=== What is expected ===
Return each line containing the string "Российскую".
** start **
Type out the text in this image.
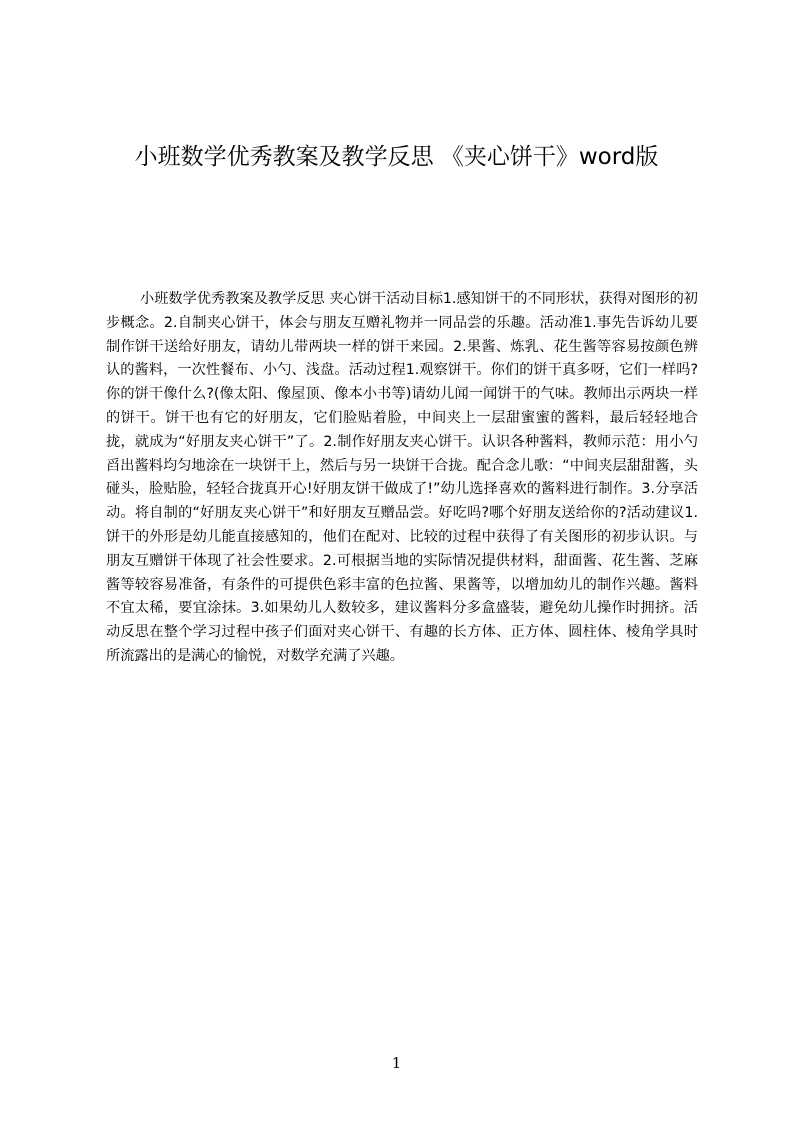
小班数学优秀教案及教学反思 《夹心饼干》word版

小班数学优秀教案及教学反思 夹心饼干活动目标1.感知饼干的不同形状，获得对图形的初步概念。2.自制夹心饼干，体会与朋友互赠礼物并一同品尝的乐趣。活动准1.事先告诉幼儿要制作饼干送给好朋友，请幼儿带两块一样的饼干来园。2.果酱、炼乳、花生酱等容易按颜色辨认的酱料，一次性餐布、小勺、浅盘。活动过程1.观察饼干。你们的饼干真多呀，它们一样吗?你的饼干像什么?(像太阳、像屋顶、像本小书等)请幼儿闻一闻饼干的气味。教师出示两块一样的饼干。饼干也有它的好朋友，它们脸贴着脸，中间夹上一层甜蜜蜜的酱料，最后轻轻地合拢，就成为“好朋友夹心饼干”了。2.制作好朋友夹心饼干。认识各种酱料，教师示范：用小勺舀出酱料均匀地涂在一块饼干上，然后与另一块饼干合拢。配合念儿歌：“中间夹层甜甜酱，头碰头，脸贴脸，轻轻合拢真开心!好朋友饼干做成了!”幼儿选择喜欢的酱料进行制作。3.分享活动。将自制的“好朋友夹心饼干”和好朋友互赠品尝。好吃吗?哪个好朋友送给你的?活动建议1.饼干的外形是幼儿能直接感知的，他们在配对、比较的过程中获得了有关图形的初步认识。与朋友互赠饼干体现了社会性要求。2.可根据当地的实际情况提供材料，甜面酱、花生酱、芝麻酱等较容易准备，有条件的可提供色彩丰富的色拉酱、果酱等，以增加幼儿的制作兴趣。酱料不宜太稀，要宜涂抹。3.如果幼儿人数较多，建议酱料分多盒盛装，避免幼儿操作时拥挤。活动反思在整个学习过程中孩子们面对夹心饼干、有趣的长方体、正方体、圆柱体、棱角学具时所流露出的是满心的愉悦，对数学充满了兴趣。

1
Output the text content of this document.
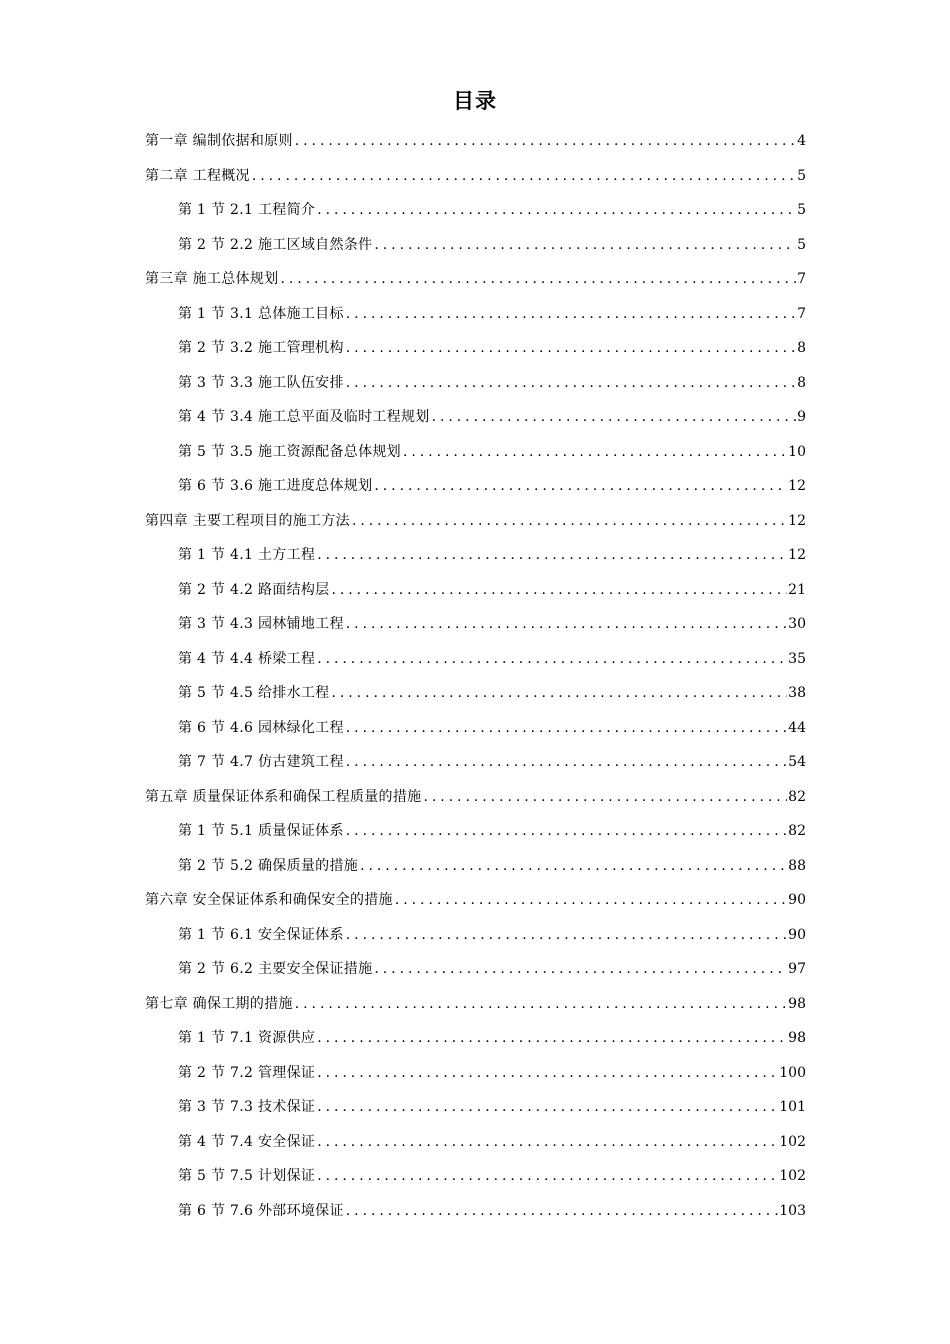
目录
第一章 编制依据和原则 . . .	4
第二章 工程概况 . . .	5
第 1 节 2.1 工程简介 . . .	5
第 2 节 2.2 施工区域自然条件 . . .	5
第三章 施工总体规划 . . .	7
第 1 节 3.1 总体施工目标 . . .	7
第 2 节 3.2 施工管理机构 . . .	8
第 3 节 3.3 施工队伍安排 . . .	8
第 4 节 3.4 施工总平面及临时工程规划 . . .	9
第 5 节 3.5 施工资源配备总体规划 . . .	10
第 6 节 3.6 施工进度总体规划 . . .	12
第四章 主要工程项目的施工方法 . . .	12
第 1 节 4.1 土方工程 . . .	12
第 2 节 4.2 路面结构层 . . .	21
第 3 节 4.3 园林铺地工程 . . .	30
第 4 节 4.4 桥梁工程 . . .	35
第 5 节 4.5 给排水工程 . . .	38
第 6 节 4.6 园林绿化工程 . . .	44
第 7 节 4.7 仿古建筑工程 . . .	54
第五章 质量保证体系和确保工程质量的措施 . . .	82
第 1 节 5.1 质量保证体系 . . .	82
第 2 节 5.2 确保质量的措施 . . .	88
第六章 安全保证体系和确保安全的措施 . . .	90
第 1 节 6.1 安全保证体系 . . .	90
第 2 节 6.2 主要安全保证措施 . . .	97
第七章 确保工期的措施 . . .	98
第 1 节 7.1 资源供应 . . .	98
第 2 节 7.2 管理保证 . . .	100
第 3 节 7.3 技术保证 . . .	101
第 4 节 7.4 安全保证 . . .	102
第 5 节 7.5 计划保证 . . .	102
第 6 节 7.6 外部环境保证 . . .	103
** end **
** start **
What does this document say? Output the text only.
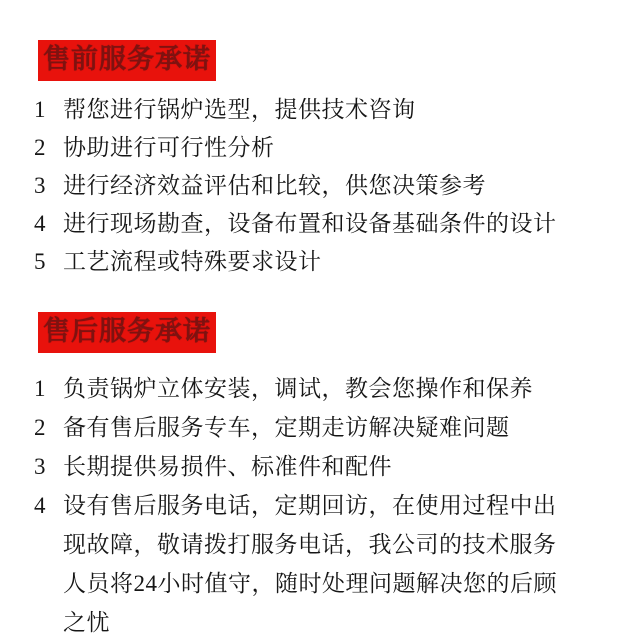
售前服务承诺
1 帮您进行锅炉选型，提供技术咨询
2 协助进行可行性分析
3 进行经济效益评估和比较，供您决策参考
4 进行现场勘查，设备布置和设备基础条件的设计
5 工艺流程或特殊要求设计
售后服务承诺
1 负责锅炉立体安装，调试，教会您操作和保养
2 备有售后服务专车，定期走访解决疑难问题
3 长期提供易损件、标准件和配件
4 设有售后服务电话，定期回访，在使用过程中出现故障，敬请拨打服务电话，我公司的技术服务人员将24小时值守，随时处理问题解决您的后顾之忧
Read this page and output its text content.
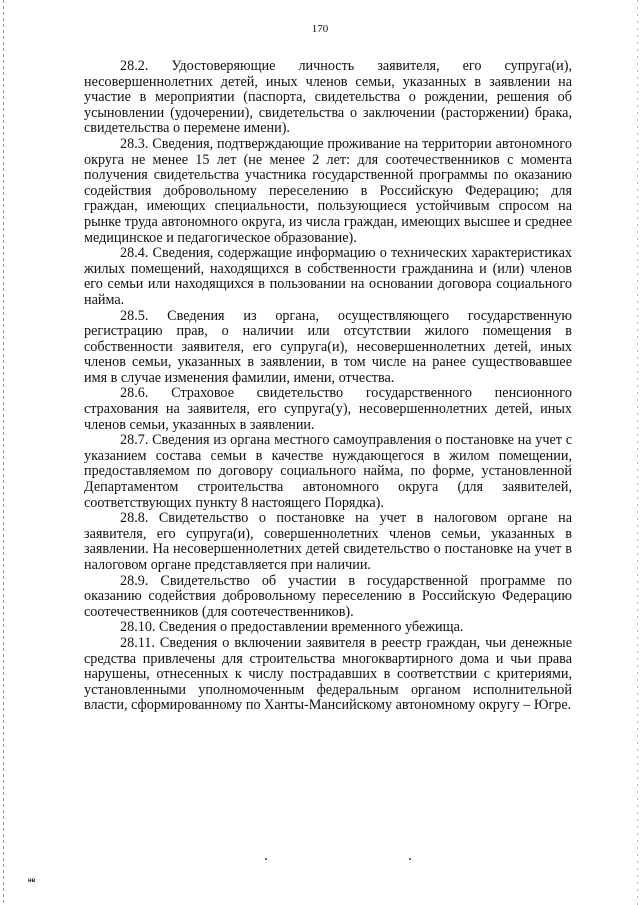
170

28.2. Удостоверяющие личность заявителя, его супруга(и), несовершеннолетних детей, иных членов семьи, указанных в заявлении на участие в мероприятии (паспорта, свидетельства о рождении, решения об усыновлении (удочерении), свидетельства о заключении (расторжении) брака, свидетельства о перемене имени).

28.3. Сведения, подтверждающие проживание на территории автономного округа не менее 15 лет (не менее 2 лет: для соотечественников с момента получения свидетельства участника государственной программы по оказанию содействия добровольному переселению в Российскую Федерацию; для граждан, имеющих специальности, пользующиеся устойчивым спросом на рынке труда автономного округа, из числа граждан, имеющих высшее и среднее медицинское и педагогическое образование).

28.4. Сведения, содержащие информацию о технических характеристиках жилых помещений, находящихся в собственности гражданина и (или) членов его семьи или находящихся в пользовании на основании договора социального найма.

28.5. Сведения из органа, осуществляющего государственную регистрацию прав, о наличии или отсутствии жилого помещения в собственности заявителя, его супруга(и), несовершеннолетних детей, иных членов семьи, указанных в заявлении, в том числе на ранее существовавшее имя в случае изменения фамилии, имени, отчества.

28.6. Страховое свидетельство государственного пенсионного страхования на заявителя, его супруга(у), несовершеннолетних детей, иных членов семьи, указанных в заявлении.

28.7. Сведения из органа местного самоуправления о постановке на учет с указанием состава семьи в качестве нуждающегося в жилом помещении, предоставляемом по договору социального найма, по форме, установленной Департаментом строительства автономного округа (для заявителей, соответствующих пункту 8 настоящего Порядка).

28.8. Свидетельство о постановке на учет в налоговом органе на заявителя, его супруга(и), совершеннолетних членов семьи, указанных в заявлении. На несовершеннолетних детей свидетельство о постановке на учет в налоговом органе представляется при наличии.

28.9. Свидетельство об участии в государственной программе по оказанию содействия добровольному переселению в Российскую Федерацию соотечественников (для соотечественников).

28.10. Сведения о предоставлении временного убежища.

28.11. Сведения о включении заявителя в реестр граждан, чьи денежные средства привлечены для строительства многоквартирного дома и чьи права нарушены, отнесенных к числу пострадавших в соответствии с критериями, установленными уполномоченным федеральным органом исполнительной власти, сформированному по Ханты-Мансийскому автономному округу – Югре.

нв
** end **
=== Exercise result ===
28.3. Сведения, подтверждающие проживание на территории автономного округа не менее 15 лет (не менее 2 лет: для соотечественников с момента получения свидетельства участника государственной программы по оказанию содействия добровольному переселению в Российскую Федерацию; для граждан, имеющих специальности, пользующиеся устойчивым спросом на рынке труда автономного округа, из числа граждан, имеющих высшее и среднее медицинское и педагогическое образование).
28.9. Свидетельство об участии в государственной программе по оказанию содействия добровольному переселению в Российскую Федерацию соотечественников (для соотечественников).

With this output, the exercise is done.